* _Your instructions_
Below are some records; give them all again exactly, but not the pictures.

* _Task inputs_
● ● ● ● ● ● ●

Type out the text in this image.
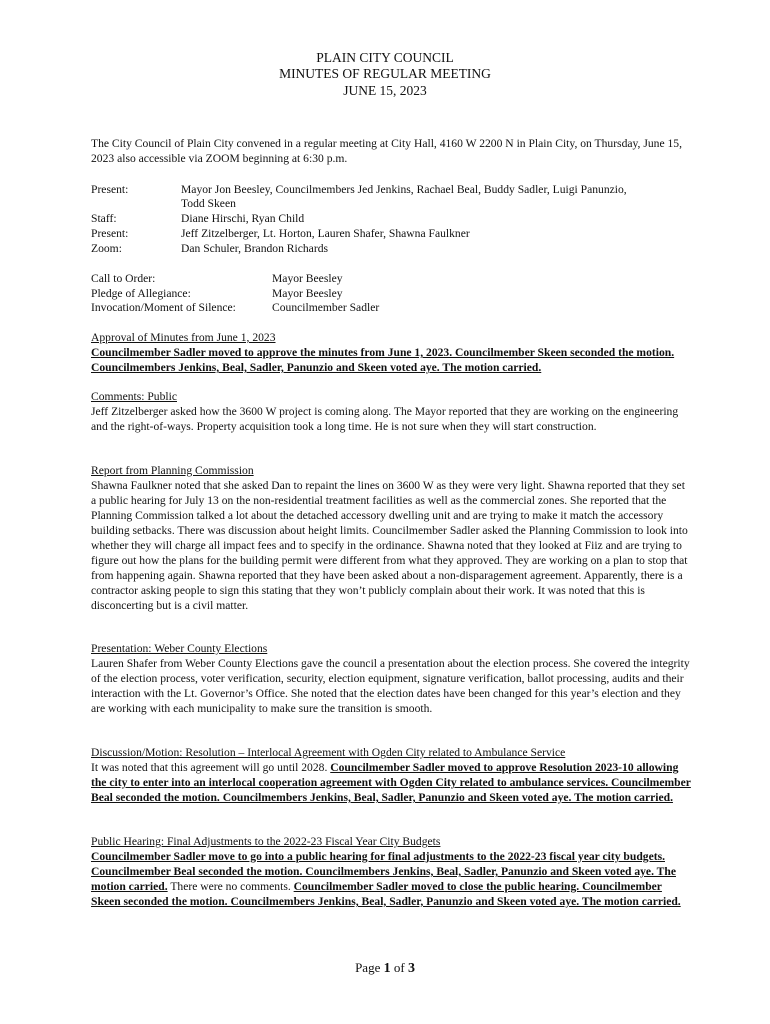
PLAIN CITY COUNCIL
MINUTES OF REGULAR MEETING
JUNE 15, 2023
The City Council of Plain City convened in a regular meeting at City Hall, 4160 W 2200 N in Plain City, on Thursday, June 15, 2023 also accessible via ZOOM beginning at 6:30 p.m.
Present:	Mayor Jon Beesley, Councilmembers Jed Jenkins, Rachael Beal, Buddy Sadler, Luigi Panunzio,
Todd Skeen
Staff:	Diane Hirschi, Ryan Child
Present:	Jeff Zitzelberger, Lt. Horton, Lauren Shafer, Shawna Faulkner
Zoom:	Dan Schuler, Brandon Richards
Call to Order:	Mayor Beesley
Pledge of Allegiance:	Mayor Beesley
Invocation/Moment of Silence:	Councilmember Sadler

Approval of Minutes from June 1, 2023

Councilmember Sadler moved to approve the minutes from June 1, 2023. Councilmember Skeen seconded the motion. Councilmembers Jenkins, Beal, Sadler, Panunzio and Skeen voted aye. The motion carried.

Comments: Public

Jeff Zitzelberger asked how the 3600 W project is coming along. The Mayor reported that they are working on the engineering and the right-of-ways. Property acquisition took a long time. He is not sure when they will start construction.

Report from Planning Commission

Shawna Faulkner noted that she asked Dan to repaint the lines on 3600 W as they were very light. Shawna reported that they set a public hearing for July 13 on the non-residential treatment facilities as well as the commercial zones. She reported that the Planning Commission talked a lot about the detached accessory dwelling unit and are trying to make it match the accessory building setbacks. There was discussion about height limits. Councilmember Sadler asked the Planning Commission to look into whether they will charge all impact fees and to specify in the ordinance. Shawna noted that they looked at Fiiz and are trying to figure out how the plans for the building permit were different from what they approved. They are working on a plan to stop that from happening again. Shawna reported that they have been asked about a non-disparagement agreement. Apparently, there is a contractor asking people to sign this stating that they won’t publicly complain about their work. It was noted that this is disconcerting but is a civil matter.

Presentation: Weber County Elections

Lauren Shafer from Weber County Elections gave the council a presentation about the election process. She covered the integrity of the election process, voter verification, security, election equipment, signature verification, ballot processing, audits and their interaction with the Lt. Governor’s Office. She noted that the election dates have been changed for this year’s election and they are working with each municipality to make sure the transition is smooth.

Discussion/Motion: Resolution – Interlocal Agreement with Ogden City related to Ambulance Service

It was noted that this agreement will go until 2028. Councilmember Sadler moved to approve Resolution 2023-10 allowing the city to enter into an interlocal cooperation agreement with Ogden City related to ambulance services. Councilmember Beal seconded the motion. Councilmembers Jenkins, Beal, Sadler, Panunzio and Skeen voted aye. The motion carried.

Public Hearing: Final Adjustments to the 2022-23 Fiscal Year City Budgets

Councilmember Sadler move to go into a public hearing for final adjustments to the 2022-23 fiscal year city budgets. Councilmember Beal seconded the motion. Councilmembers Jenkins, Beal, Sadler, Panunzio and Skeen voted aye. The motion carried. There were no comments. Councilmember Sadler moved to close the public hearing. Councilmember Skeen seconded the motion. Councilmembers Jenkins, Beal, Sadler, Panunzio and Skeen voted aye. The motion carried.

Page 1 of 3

● ● ● ● ● ● ●

* _Worked solution_
Type out the text in this image.
PLAIN CITY COUNCIL
MINUTES OF REGULAR MEETING
JUNE 15, 2023
The City Council of Plain City convened in a regular meeting at City Hall, 4160 W 2200 N in Plain City, on Thursday, June 15, 2023 also accessible via ZOOM beginning at 6:30 p.m.
Present:	Mayor Jon Beesley, Councilmembers Jed Jenkins, Rachael Beal, Buddy Sadler, Luigi Panunzio,
Todd Skeen
Staff:	Diane Hirschi, Ryan Child
Present:	Jeff Zitzelberger, Lt. Horton, Lauren Shafer, Shawna Faulkner
Zoom:	Dan Schuler, Brandon Richards
Call to Order:	Mayor Beesley
Pledge of Allegiance:	Mayor Beesley
Invocation/Moment of Silence:	Councilmember Sadler

Approval of Minutes from June 1, 2023

Councilmember Sadler moved to approve the minutes from June 1, 2023. Councilmember Skeen seconded the motion. Councilmembers Jenkins, Beal, Sadler, Panunzio and Skeen voted aye. The motion carried.

Comments: Public

Jeff Zitzelberger asked how the 3600 W project is coming along. The Mayor reported that they are working on the engineering and the right-of-ways. Property acquisition took a long time. He is not sure when they will start construction.

Report from Planning Commission

Shawna Faulkner noted that she asked Dan to repaint the lines on 3600 W as they were very light. Shawna reported that they set a public hearing for July 13 on the non-residential treatment facilities as well as the commercial zones. She reported that the Planning Commission talked a lot about the detached accessory dwelling unit and are trying to make it match the accessory building setbacks. There was discussion about height limits. Councilmember Sadler asked the Planning Commission to look into whether they will charge all impact fees and to specify in the ordinance. Shawna noted that they looked at Fiiz and are trying to figure out how the plans for the building permit were different from what they approved. They are working on a plan to stop that from happening again. Shawna reported that they have been asked about a non-disparagement agreement. Apparently, there is a contractor asking people to sign this stating that they won’t publicly complain about their work. It was noted that this is disconcerting but is a civil matter.

Presentation: Weber County Elections

Lauren Shafer from Weber County Elections gave the council a presentation about the election process. She covered the integrity of the election process, voter verification, security, election equipment, signature verification, ballot processing, audits and their interaction with the Lt. Governor’s Office. She noted that the election dates have been changed for this year’s election and they are working with each municipality to make sure the transition is smooth.

Discussion/Motion: Resolution – Interlocal Agreement with Ogden City related to Ambulance Service

It was noted that this agreement will go until 2028. Councilmember Sadler moved to approve Resolution 2023-10 allowing the city to enter into an interlocal cooperation agreement with Ogden City related to ambulance services. Councilmember Beal seconded the motion. Councilmembers Jenkins, Beal, Sadler, Panunzio and Skeen voted aye. The motion carried.

Public Hearing: Final Adjustments to the 2022-23 Fiscal Year City Budgets

Councilmember Sadler move to go into a public hearing for final adjustments to the 2022-23 fiscal year city budgets. Councilmember Beal seconded the motion. Councilmembers Jenkins, Beal, Sadler, Panunzio and Skeen voted aye. The motion carried. There were no comments. Councilmember Sadler moved to close the public hearing. Councilmember Skeen seconded the motion. Councilmembers Jenkins, Beal, Sadler, Panunzio and Skeen voted aye. The motion carried.

Page 1 of 3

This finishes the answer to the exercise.